**STORED RECORDS**:

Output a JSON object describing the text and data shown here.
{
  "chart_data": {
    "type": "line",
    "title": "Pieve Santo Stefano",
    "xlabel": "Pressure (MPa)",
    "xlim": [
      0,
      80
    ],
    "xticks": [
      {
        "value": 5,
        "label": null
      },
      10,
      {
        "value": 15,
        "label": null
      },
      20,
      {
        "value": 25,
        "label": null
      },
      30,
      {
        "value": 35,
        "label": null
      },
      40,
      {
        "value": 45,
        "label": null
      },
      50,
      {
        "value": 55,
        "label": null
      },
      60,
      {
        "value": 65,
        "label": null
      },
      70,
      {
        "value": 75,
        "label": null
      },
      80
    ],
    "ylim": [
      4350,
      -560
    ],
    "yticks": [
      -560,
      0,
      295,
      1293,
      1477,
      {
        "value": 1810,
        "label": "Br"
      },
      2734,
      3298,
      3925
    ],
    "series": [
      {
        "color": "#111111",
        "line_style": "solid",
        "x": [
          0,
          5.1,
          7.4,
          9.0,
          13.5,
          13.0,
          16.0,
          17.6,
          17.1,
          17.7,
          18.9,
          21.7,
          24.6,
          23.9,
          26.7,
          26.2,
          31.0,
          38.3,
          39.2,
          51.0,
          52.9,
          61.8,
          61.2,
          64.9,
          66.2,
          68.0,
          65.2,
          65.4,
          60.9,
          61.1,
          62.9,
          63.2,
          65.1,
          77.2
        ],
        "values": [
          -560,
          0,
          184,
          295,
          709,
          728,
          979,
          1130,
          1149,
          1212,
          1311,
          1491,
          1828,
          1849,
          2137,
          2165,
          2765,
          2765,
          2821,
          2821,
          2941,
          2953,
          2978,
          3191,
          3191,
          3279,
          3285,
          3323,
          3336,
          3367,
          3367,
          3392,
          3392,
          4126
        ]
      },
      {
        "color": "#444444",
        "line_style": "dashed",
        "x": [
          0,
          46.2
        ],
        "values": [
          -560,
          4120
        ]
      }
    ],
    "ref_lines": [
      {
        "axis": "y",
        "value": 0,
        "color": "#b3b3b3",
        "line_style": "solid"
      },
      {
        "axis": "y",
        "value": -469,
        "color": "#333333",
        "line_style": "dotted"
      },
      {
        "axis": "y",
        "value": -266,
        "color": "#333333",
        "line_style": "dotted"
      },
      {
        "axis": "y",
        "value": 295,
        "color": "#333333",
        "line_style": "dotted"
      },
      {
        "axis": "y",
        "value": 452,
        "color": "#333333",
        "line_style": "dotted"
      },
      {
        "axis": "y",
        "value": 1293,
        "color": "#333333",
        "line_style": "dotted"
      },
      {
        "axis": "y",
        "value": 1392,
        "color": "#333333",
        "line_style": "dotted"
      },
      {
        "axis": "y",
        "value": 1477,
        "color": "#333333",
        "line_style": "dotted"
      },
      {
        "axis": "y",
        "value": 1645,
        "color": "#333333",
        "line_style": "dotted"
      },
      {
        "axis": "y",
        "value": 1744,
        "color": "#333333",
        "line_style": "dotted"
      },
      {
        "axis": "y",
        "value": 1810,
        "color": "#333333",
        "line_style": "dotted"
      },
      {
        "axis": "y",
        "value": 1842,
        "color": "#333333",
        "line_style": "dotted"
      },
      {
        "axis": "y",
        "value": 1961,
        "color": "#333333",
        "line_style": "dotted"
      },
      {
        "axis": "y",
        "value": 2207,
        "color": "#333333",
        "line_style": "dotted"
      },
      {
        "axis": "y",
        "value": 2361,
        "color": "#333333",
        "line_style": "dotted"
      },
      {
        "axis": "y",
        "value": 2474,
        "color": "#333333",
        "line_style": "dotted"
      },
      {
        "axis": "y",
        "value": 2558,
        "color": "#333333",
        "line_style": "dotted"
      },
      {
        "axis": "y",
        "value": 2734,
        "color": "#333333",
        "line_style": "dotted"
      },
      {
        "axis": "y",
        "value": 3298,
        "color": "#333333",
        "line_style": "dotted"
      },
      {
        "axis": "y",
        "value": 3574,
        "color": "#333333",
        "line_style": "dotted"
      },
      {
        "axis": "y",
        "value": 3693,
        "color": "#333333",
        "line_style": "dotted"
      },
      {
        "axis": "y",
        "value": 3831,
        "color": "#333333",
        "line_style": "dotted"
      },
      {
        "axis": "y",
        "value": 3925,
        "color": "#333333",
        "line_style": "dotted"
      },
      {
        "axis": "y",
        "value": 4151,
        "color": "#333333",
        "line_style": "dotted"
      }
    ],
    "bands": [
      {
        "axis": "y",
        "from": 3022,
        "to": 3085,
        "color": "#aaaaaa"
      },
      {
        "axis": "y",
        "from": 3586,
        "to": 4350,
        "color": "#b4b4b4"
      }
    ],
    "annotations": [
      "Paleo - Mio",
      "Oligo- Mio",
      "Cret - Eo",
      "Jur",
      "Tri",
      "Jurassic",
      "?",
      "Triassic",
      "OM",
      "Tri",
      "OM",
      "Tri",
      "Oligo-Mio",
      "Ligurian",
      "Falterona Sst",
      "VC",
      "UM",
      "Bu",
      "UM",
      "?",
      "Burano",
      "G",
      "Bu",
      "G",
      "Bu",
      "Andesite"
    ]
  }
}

**WHAT YOU ARE ASKED TO DO**: Copy all the records above exactly, missing none.

**RESPONSE**:
Output a JSON object describing the text and data shown here.
{
  "chart_data": {
    "type": "line",
    "title": "Pieve Santo Stefano",
    "xlabel": "Pressure (MPa)",
    "xlim": [
      0,
      80
    ],
    "xticks": [
      {
        "value": 5,
        "label": null
      },
      10,
      {
        "value": 15,
        "label": null
      },
      20,
      {
        "value": 25,
        "label": null
      },
      30,
      {
        "value": 35,
        "label": null
      },
      40,
      {
        "value": 45,
        "label": null
      },
      50,
      {
        "value": 55,
        "label": null
      },
      60,
      {
        "value": 65,
        "label": null
      },
      70,
      {
        "value": 75,
        "label": null
      },
      80
    ],
    "ylim": [
      4350,
      -560
    ],
    "yticks": [
      -560,
      0,
      295,
      1293,
      1477,
      {
        "value": 1810,
        "label": "Br"
      },
      2734,
      3298,
      3925
    ],
    "series": [
      {
        "color": "#111111",
        "line_style": "solid",
        "x": [
          0,
          5.1,
          7.4,
          9.0,
          13.5,
          13.0,
          16.0,
          17.6,
          17.1,
          17.7,
          18.9,
          21.7,
          24.6,
          23.9,
          26.7,
          26.2,
          31.0,
          38.3,
          39.2,
          51.0,
          52.9,
          61.8,
          61.2,
          64.9,
          66.2,
          68.0,
          65.2,
          65.4,
          60.9,
          61.1,
          62.9,
          63.2,
          65.1,
          77.2
        ],
        "values": [
          -560,
          0,
          184,
          295,
          709,
          728,
          979,
          1130,
          1149,
          1212,
          1311,
          1491,
          1828,
          1849,
          2137,
          2165,
          2765,
          2765,
          2821,
          2821,
          2941,
          2953,
          2978,
          3191,
          3191,
          3279,
          3285,
          3323,
          3336,
          3367,
          3367,
          3392,
          3392,
          4126
        ]
      },
      {
        "color": "#444444",
        "line_style": "dashed",
        "x": [
          0,
          46.2
        ],
        "values": [
          -560,
          4120
        ]
      }
    ],
    "ref_lines": [
      {
        "axis": "y",
        "value": 0,
        "color": "#b3b3b3",
        "line_style": "solid"
      },
      {
        "axis": "y",
        "value": -469,
        "color": "#333333",
        "line_style": "dotted"
      },
      {
        "axis": "y",
        "value": -266,
        "color": "#333333",
        "line_style": "dotted"
      },
      {
        "axis": "y",
        "value": 295,
        "color": "#333333",
        "line_style": "dotted"
      },
      {
        "axis": "y",
        "value": 452,
        "color": "#333333",
        "line_style": "dotted"
      },
      {
        "axis": "y",
        "value": 1293,
        "color": "#333333",
        "line_style": "dotted"
      },
      {
        "axis": "y",
        "value": 1392,
        "color": "#333333",
        "line_style": "dotted"
      },
      {
        "axis": "y",
        "value": 1477,
        "color": "#333333",
        "line_style": "dotted"
      },
      {
        "axis": "y",
        "value": 1645,
        "color": "#333333",
        "line_style": "dotted"
      },
      {
        "axis": "y",
        "value": 1744,
        "color": "#333333",
        "line_style": "dotted"
      },
      {
        "axis": "y",
        "value": 1810,
        "color": "#333333",
        "line_style": "dotted"
      },
      {
        "axis": "y",
        "value": 1842,
        "color": "#333333",
        "line_style": "dotted"
      },
      {
        "axis": "y",
        "value": 1961,
        "color": "#333333",
        "line_style": "dotted"
      },
      {
        "axis": "y",
        "value": 2207,
        "color": "#333333",
        "line_style": "dotted"
      },
      {
        "axis": "y",
        "value": 2361,
        "color": "#333333",
        "line_style": "dotted"
      },
      {
        "axis": "y",
        "value": 2474,
        "color": "#333333",
        "line_style": "dotted"
      },
      {
        "axis": "y",
        "value": 2558,
        "color": "#333333",
        "line_style": "dotted"
      },
      {
        "axis": "y",
        "value": 2734,
        "color": "#333333",
        "line_style": "dotted"
      },
      {
        "axis": "y",
        "value": 3298,
        "color": "#333333",
        "line_style": "dotted"
      },
      {
        "axis": "y",
        "value": 3574,
        "color": "#333333",
        "line_style": "dotted"
      },
      {
        "axis": "y",
        "value": 3693,
        "color": "#333333",
        "line_style": "dotted"
      },
      {
        "axis": "y",
        "value": 3831,
        "color": "#333333",
        "line_style": "dotted"
      },
      {
        "axis": "y",
        "value": 3925,
        "color": "#333333",
        "line_style": "dotted"
      },
      {
        "axis": "y",
        "value": 4151,
        "color": "#333333",
        "line_style": "dotted"
      }
    ],
    "bands": [
      {
        "axis": "y",
        "from": 3022,
        "to": 3085,
        "color": "#aaaaaa"
      },
      {
        "axis": "y",
        "from": 3586,
        "to": 4350,
        "color": "#b4b4b4"
      }
    ],
    "annotations": [
      "Paleo - Mio",
      "Oligo- Mio",
      "Cret - Eo",
      "Jur",
      "Tri",
      "Jurassic",
      "?",
      "Triassic",
      "OM",
      "Tri",
      "OM",
      "Tri",
      "Oligo-Mio",
      "Ligurian",
      "Falterona Sst",
      "VC",
      "UM",
      "Bu",
      "UM",
      "?",
      "Burano",
      "G",
      "Bu",
      "G",
      "Bu",
      "Andesite"
    ]
  }
}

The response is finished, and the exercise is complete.